[Extracted records]
§ §

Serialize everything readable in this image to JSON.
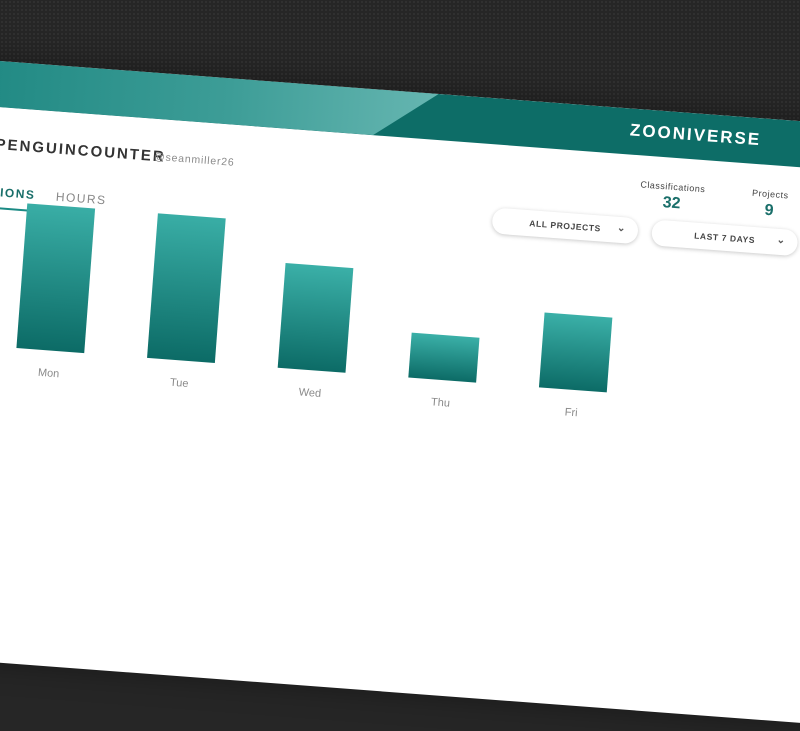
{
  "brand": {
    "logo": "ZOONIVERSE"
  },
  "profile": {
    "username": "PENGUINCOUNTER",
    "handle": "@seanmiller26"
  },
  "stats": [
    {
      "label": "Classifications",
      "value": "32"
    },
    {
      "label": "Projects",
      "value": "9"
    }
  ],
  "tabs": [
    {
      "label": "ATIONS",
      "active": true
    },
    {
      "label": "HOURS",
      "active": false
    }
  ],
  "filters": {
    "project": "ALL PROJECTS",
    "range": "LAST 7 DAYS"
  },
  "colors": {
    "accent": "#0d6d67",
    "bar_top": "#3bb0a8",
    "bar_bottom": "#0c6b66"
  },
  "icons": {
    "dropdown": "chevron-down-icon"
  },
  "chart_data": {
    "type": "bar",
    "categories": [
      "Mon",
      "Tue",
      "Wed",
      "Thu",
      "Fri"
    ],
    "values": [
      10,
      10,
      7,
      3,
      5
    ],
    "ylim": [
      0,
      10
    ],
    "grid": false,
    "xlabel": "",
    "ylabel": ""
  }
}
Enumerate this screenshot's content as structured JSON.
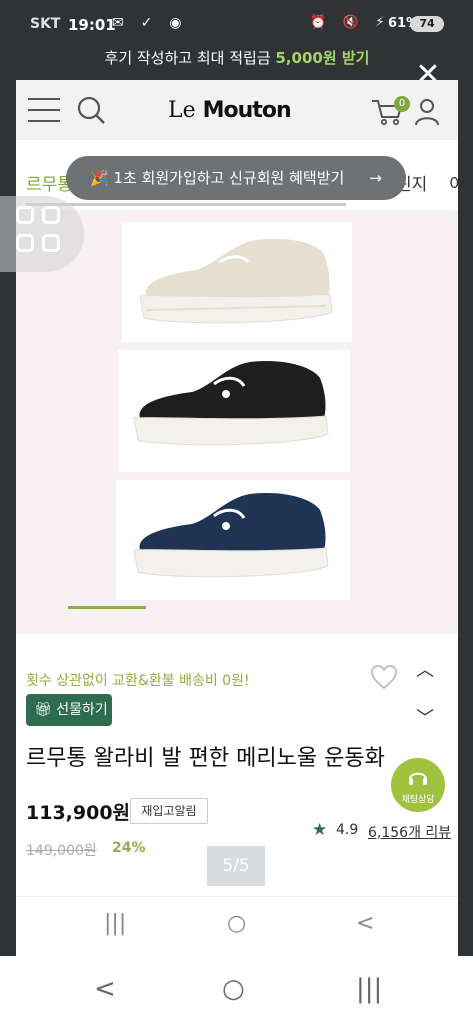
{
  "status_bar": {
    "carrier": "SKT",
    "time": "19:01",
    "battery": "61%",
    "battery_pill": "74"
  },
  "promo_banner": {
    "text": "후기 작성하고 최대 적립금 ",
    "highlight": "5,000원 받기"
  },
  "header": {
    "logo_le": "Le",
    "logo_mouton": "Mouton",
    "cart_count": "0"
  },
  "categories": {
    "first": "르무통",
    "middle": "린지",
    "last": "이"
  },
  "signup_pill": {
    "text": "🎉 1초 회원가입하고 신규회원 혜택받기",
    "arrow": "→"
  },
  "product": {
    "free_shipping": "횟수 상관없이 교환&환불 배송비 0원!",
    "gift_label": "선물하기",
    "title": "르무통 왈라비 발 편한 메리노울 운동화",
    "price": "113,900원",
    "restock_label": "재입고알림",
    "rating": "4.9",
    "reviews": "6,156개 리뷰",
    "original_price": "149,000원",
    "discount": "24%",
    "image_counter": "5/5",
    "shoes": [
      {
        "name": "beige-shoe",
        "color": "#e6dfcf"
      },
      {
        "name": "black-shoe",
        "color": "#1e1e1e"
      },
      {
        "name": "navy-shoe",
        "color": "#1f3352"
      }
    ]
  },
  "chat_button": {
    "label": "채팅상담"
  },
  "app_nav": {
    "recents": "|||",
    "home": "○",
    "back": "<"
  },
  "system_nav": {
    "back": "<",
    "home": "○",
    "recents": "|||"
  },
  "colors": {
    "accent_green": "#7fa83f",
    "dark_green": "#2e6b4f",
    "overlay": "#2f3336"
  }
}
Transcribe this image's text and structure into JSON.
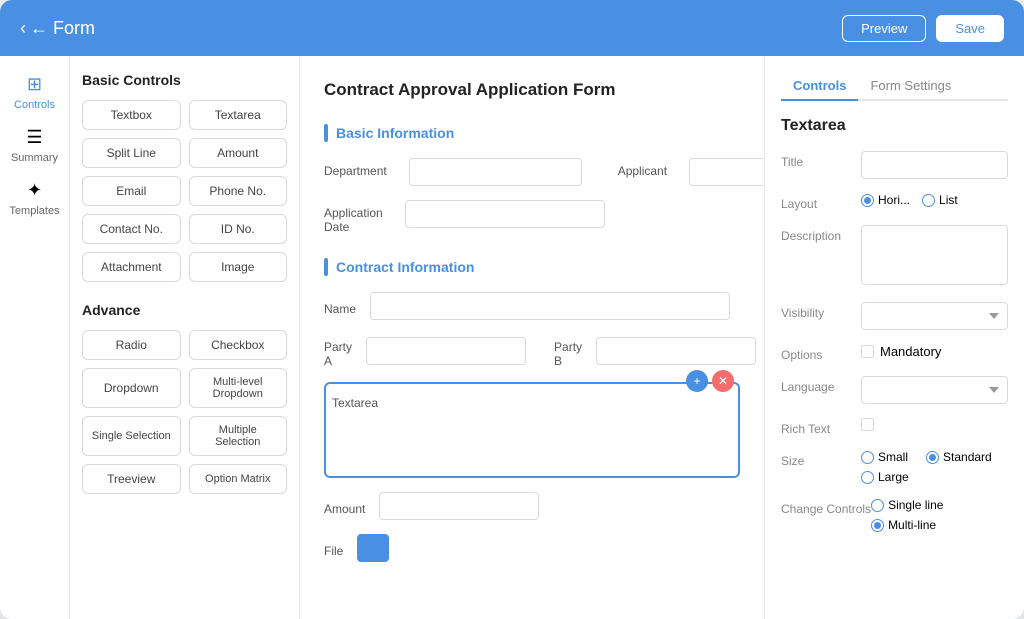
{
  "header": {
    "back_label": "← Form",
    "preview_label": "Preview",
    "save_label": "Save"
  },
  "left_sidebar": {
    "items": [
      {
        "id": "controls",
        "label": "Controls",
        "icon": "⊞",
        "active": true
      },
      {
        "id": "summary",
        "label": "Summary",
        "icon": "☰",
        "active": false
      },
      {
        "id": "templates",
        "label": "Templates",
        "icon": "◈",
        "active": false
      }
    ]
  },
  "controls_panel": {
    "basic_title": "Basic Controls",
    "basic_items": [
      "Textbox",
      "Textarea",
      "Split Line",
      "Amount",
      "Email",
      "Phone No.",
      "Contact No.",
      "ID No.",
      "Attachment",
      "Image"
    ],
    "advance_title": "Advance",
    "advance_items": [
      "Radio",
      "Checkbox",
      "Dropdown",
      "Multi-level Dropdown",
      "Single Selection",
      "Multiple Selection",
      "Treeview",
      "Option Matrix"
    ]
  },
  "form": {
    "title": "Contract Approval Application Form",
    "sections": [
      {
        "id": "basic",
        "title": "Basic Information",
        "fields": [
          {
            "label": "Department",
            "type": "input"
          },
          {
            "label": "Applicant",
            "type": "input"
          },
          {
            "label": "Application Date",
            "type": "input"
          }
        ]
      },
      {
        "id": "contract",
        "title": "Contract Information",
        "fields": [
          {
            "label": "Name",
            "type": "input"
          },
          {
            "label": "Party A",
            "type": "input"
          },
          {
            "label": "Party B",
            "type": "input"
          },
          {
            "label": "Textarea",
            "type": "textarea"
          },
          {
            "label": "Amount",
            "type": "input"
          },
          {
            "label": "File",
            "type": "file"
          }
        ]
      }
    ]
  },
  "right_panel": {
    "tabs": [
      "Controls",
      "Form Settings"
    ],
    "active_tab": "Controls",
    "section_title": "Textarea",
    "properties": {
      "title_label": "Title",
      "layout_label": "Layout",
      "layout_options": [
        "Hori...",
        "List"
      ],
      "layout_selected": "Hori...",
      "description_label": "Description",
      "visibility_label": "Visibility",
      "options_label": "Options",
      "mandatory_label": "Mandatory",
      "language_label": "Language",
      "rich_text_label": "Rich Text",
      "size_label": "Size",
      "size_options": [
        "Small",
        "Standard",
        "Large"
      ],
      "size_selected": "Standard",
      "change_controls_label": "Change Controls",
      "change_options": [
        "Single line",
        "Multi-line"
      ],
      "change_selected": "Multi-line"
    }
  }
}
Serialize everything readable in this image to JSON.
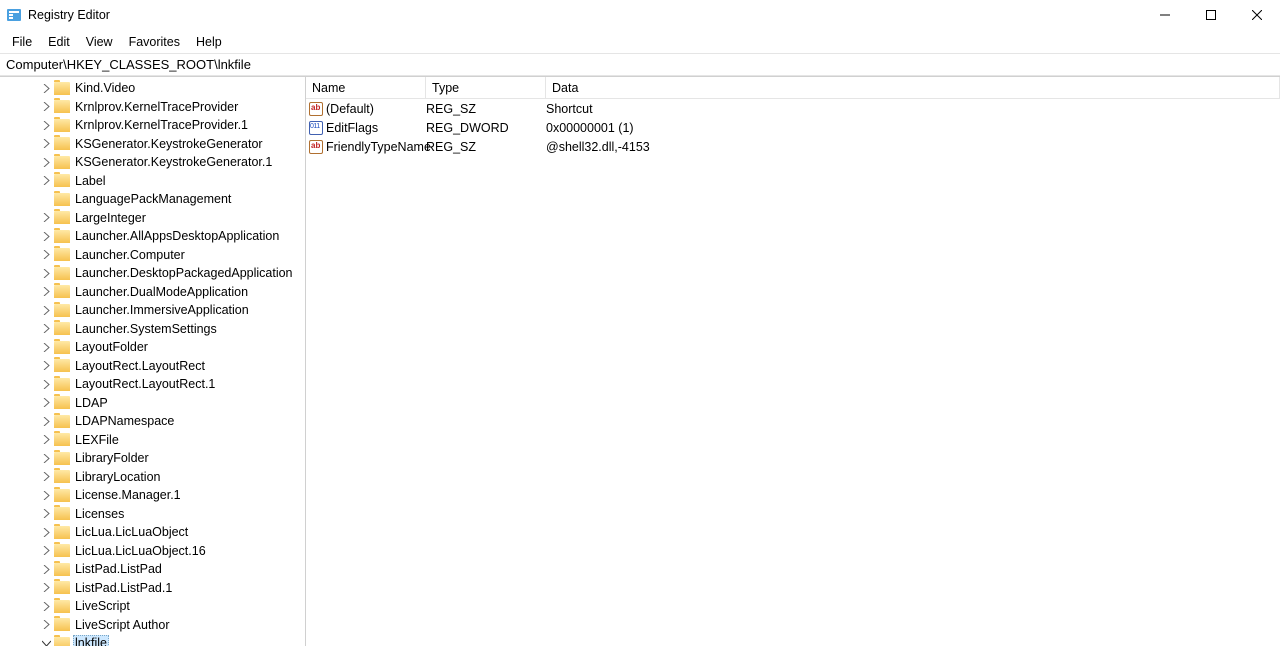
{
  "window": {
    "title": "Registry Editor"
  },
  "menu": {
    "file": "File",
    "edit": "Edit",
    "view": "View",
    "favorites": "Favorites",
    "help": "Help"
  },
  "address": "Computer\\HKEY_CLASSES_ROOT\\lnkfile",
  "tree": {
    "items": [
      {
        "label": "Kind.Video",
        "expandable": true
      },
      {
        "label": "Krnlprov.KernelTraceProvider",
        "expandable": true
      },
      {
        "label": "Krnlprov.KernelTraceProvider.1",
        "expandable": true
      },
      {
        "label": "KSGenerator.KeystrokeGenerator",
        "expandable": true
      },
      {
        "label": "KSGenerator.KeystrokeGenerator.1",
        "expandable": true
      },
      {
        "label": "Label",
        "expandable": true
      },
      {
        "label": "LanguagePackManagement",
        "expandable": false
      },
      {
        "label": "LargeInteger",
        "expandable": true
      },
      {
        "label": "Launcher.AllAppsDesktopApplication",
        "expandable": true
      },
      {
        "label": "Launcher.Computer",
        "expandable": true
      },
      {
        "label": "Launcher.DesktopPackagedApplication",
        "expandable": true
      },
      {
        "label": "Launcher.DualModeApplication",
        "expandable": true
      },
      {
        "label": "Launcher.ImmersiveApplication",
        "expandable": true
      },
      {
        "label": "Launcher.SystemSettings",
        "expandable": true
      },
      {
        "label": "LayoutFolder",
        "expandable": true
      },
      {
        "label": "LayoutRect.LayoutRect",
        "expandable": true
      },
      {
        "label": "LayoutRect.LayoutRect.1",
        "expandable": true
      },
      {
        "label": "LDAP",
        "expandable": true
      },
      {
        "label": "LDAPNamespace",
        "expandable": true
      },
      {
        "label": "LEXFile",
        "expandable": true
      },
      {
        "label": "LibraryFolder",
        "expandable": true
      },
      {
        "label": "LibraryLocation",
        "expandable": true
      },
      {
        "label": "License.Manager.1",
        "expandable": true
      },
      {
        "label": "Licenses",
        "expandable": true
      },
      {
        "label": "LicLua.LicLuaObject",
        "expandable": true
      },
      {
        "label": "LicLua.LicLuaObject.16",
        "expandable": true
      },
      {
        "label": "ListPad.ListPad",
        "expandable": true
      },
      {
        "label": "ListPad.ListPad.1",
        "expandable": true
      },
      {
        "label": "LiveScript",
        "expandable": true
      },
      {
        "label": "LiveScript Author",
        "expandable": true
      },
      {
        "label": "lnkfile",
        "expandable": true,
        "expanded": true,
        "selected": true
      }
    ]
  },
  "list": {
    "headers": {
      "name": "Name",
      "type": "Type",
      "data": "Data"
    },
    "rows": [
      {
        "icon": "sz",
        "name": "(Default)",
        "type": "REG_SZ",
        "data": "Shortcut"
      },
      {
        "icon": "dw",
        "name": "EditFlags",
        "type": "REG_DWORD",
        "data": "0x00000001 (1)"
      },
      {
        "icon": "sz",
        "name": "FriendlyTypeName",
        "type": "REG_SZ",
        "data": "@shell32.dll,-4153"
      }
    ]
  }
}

§ §

What you should do: Where a line contains "ListPad", copy that line.

Task answer:
        "label": "ListPad.ListPad",
        "label": "ListPad.ListPad.1",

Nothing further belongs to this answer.